↓↓↓
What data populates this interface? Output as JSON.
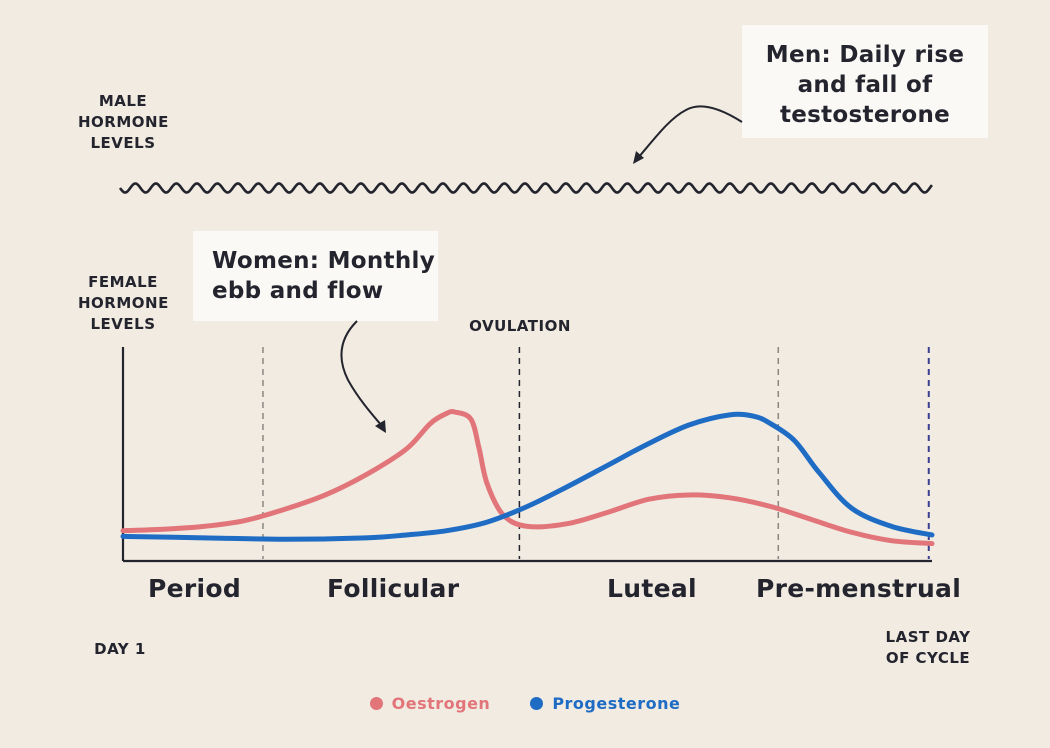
{
  "colors": {
    "oestrogen": "#e2757a",
    "progesterone": "#1f6cc4",
    "ink": "#23242d"
  },
  "labels": {
    "male_levels": [
      "MALE",
      "HORMONE",
      "LEVELS"
    ],
    "female_levels": [
      "FEMALE",
      "HORMONE",
      "LEVELS"
    ],
    "ovulation": "OVULATION",
    "day1": "DAY 1",
    "last_day": [
      "LAST DAY",
      "OF CYCLE"
    ]
  },
  "callouts": {
    "men": [
      "Men: Daily rise",
      "and fall of",
      "testosterone"
    ],
    "women": [
      "Women: Monthly",
      "ebb and flow"
    ]
  },
  "phases": [
    "Period",
    "Follicular",
    "Luteal",
    "Pre-menstrual"
  ],
  "chart_data": {
    "type": "line",
    "x_axis": "day of cycle (relative, 0 = Day 1, 1 = last day of cycle)",
    "xlim": [
      0,
      1
    ],
    "ylim": [
      0,
      1
    ],
    "phase_boundaries": [
      0.173,
      0.49,
      0.81,
      0.996
    ],
    "series": [
      {
        "name": "Oestrogen",
        "color": "#e2757a",
        "x": [
          0,
          0.05,
          0.1,
          0.15,
          0.2,
          0.25,
          0.3,
          0.35,
          0.38,
          0.4,
          0.41,
          0.43,
          0.44,
          0.45,
          0.47,
          0.5,
          0.55,
          0.6,
          0.65,
          0.7,
          0.75,
          0.8,
          0.85,
          0.9,
          0.95,
          1.0
        ],
        "y": [
          0.17,
          0.18,
          0.2,
          0.24,
          0.32,
          0.42,
          0.56,
          0.74,
          0.92,
          0.99,
          1.0,
          0.95,
          0.75,
          0.5,
          0.28,
          0.2,
          0.22,
          0.3,
          0.39,
          0.42,
          0.4,
          0.34,
          0.25,
          0.16,
          0.1,
          0.08
        ]
      },
      {
        "name": "Progesterone",
        "color": "#1f6cc4",
        "x": [
          0,
          0.1,
          0.2,
          0.3,
          0.35,
          0.4,
          0.45,
          0.5,
          0.55,
          0.6,
          0.65,
          0.7,
          0.75,
          0.78,
          0.8,
          0.83,
          0.86,
          0.9,
          0.95,
          1.0
        ],
        "y": [
          0.13,
          0.12,
          0.11,
          0.12,
          0.14,
          0.17,
          0.23,
          0.34,
          0.48,
          0.63,
          0.78,
          0.91,
          0.98,
          0.97,
          0.92,
          0.8,
          0.58,
          0.33,
          0.2,
          0.14
        ]
      }
    ],
    "legend": "bottom-center",
    "grid": false
  }
}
↑↑↑
- Exercise prompt
Every line of the data above should be quoted exactly. Omit the pictures.

- Solution to the exercise
What data populates this interface? Output as JSON.
{
  "colors": {
    "oestrogen": "#e2757a",
    "progesterone": "#1f6cc4",
    "ink": "#23242d"
  },
  "labels": {
    "male_levels": [
      "MALE",
      "HORMONE",
      "LEVELS"
    ],
    "female_levels": [
      "FEMALE",
      "HORMONE",
      "LEVELS"
    ],
    "ovulation": "OVULATION",
    "day1": "DAY 1",
    "last_day": [
      "LAST DAY",
      "OF CYCLE"
    ]
  },
  "callouts": {
    "men": [
      "Men: Daily rise",
      "and fall of",
      "testosterone"
    ],
    "women": [
      "Women: Monthly",
      "ebb and flow"
    ]
  },
  "phases": [
    "Period",
    "Follicular",
    "Luteal",
    "Pre-menstrual"
  ],
  "chart_data": {
    "type": "line",
    "x_axis": "day of cycle (relative, 0 = Day 1, 1 = last day of cycle)",
    "xlim": [
      0,
      1
    ],
    "ylim": [
      0,
      1
    ],
    "phase_boundaries": [
      0.173,
      0.49,
      0.81,
      0.996
    ],
    "series": [
      {
        "name": "Oestrogen",
        "color": "#e2757a",
        "x": [
          0,
          0.05,
          0.1,
          0.15,
          0.2,
          0.25,
          0.3,
          0.35,
          0.38,
          0.4,
          0.41,
          0.43,
          0.44,
          0.45,
          0.47,
          0.5,
          0.55,
          0.6,
          0.65,
          0.7,
          0.75,
          0.8,
          0.85,
          0.9,
          0.95,
          1.0
        ],
        "y": [
          0.17,
          0.18,
          0.2,
          0.24,
          0.32,
          0.42,
          0.56,
          0.74,
          0.92,
          0.99,
          1.0,
          0.95,
          0.75,
          0.5,
          0.28,
          0.2,
          0.22,
          0.3,
          0.39,
          0.42,
          0.4,
          0.34,
          0.25,
          0.16,
          0.1,
          0.08
        ]
      },
      {
        "name": "Progesterone",
        "color": "#1f6cc4",
        "x": [
          0,
          0.1,
          0.2,
          0.3,
          0.35,
          0.4,
          0.45,
          0.5,
          0.55,
          0.6,
          0.65,
          0.7,
          0.75,
          0.78,
          0.8,
          0.83,
          0.86,
          0.9,
          0.95,
          1.0
        ],
        "y": [
          0.13,
          0.12,
          0.11,
          0.12,
          0.14,
          0.17,
          0.23,
          0.34,
          0.48,
          0.63,
          0.78,
          0.91,
          0.98,
          0.97,
          0.92,
          0.8,
          0.58,
          0.33,
          0.2,
          0.14
        ]
      }
    ],
    "legend": "bottom-center",
    "grid": false
  }
}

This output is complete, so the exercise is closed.